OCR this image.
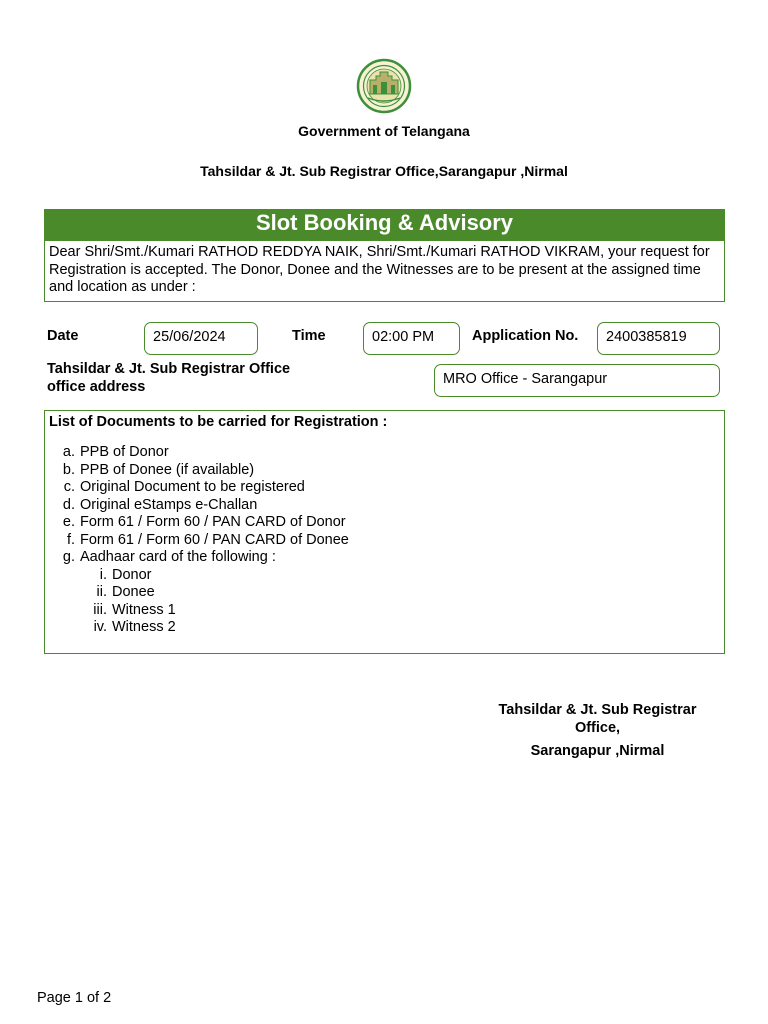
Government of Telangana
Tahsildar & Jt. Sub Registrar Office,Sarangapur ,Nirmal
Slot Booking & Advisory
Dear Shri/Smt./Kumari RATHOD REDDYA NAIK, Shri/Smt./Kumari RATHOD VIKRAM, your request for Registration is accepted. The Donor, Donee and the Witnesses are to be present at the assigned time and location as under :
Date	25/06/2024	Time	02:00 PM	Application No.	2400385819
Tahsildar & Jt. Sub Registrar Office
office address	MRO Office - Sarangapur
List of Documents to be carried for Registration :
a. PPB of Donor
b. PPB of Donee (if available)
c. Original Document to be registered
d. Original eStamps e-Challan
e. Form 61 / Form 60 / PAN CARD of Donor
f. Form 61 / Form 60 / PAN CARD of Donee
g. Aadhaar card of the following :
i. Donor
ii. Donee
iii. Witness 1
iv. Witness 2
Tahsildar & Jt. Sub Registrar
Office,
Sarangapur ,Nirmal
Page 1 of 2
--
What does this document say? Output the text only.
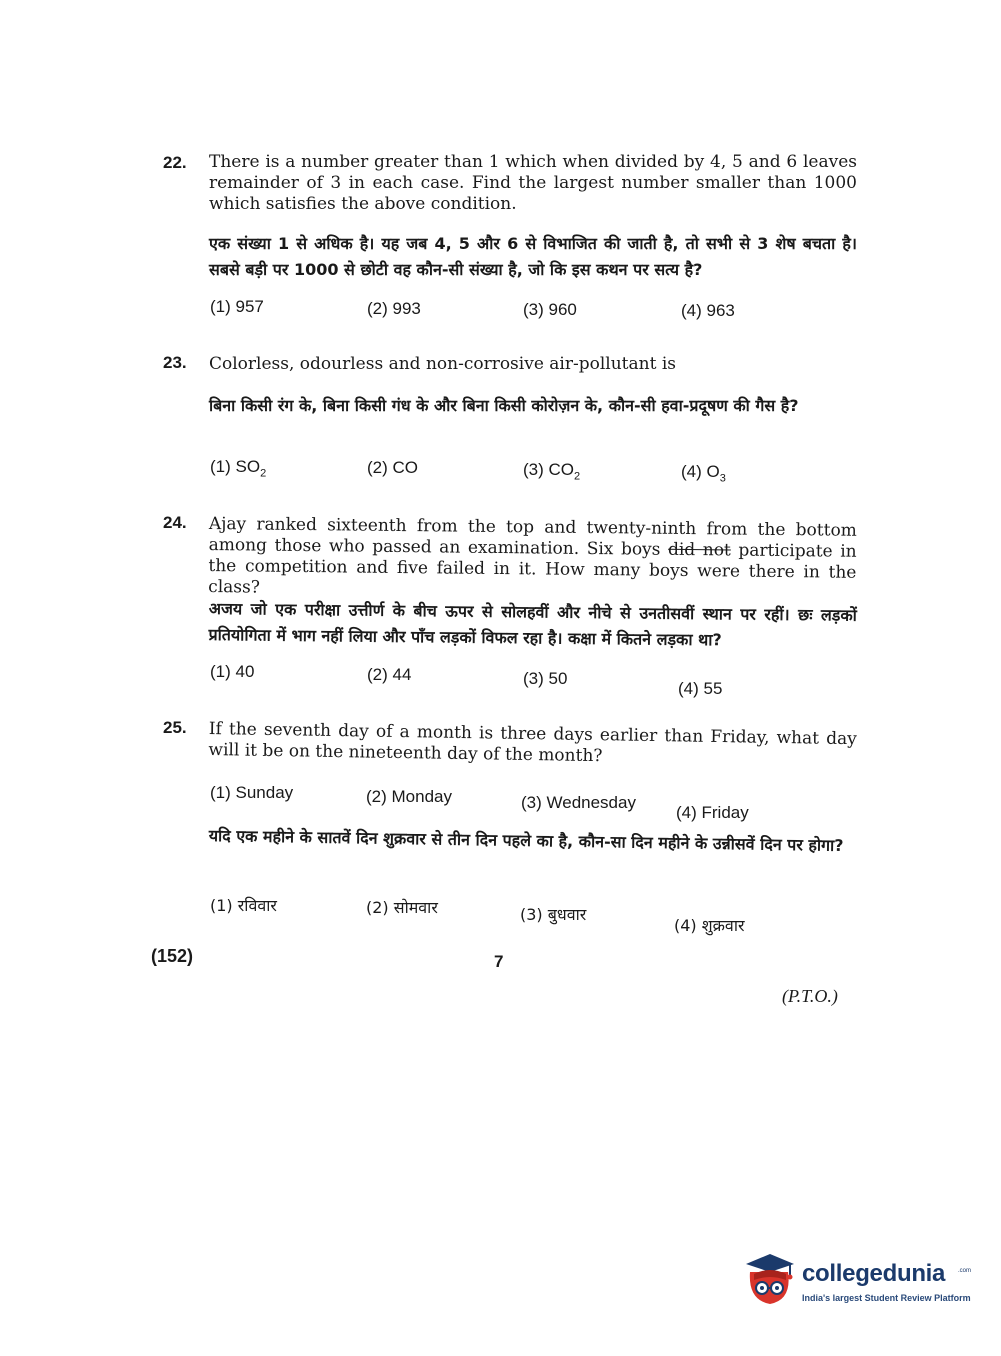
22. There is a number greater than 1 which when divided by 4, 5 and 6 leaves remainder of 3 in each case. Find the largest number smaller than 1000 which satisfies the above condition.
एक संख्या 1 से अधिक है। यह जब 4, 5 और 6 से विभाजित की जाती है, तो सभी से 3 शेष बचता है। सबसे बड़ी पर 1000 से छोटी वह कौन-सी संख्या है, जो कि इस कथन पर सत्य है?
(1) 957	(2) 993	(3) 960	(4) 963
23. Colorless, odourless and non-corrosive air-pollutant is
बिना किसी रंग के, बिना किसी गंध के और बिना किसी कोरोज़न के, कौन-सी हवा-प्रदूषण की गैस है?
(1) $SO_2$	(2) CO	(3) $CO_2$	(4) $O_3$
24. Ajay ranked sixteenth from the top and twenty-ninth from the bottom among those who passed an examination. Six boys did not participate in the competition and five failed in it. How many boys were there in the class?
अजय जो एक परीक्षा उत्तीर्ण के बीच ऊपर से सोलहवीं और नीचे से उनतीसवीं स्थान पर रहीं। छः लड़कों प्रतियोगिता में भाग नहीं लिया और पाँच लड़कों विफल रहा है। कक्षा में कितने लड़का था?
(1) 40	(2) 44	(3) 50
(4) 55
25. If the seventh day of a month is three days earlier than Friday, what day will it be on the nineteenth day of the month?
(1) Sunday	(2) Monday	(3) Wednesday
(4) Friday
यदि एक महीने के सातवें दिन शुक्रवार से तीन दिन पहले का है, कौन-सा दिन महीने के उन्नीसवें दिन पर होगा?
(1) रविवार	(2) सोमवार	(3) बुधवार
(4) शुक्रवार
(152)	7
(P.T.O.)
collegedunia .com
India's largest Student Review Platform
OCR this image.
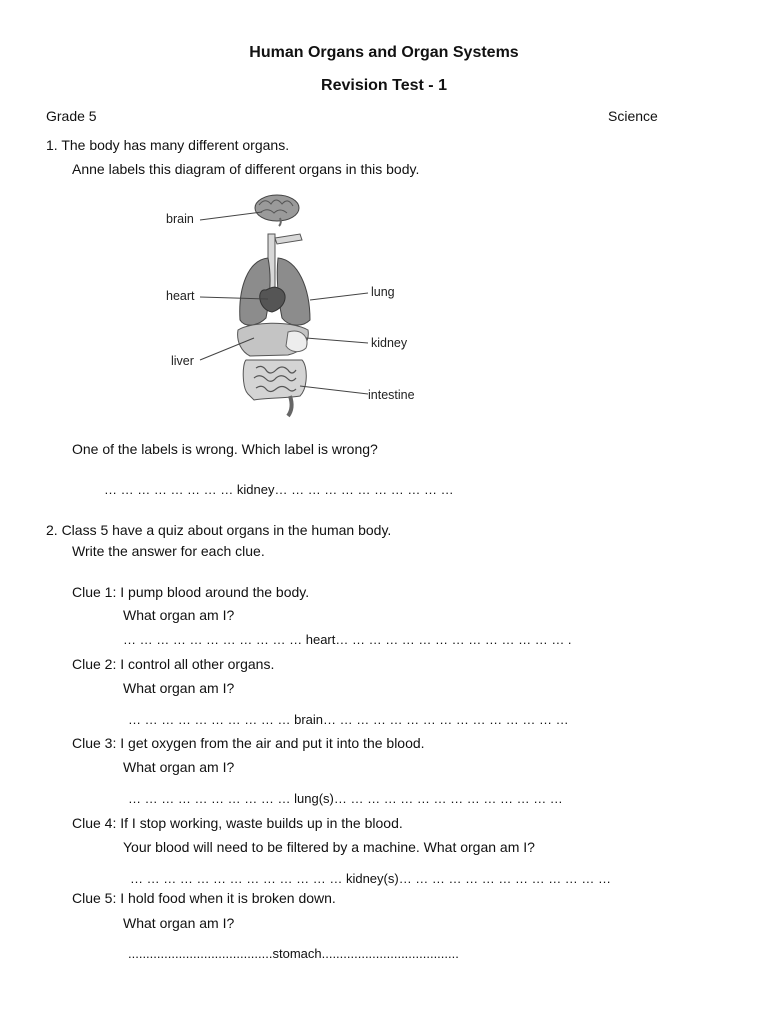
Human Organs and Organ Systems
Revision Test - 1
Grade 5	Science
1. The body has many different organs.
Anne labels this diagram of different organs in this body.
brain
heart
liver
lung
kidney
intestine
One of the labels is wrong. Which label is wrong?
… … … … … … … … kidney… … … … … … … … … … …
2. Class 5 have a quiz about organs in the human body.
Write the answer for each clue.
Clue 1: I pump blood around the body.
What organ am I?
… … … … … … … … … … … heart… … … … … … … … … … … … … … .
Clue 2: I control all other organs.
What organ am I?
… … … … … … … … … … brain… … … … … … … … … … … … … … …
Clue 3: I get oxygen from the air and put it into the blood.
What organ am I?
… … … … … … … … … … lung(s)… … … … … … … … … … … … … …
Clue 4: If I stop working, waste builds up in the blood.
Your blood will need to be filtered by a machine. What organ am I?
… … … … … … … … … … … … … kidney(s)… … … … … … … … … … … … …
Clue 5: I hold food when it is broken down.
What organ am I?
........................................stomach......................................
* * *
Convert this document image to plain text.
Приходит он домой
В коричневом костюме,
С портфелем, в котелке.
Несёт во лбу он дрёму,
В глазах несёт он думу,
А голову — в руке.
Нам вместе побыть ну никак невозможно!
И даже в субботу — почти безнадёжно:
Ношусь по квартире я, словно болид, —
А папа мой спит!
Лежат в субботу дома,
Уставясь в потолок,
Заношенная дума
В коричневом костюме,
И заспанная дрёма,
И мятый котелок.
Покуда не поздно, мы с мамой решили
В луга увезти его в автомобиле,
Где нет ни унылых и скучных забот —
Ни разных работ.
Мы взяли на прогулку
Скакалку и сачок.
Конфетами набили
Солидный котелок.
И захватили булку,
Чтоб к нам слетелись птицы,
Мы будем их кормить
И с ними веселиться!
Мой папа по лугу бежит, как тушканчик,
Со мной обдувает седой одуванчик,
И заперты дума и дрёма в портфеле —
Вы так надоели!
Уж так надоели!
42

* **WHAT IS ASKED**: Select the lines that carry the string "Donee" and copy them.

* **ANSWER TO THIS TASK**:
Dear Shri/Smt./Kumari RATHOD REDDYA NAIK, Shri/Smt./Kumari RATHOD VIKRAM, your request for Registration is accepted. The Donor, Donee and the Witnesses are to be present at the assigned time and location as under :
b. PPB of Donee (if available)
f. Form 61 / Form 60 / PAN CARD of Donee
ii. Donee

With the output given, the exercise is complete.